● **Your objective**
Determine the number of lines holding the word "analytical"; answer with that number only.

● **Data section**
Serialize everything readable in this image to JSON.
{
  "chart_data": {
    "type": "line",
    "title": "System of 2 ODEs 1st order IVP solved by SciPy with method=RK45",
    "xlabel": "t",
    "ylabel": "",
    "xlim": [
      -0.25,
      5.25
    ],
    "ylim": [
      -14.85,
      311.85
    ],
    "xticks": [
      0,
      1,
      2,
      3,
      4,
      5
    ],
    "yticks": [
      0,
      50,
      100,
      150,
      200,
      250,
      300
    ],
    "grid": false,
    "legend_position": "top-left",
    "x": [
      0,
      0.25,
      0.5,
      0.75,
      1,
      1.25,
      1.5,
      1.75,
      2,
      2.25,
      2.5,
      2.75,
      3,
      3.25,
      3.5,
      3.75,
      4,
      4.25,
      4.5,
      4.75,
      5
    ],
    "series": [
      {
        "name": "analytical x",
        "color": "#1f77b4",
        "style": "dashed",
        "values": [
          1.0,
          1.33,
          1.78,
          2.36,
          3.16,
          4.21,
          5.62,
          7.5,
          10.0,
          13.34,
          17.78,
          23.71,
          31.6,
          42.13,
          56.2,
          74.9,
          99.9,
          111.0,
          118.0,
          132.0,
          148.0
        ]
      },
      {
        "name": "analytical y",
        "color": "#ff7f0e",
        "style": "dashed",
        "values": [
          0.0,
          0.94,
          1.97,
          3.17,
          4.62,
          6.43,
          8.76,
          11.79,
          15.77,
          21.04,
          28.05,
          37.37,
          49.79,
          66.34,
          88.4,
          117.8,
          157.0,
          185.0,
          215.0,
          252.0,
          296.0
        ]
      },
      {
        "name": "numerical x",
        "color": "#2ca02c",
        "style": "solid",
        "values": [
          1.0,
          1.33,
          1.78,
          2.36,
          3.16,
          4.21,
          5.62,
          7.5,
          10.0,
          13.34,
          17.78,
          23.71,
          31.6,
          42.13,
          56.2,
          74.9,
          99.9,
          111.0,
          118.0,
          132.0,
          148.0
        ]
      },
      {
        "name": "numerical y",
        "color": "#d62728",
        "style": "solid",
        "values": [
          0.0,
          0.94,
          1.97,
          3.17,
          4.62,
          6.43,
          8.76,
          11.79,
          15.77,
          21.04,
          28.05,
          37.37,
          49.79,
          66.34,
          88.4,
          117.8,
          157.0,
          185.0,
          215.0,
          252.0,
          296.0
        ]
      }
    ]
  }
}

● **Solution to this exercise**
2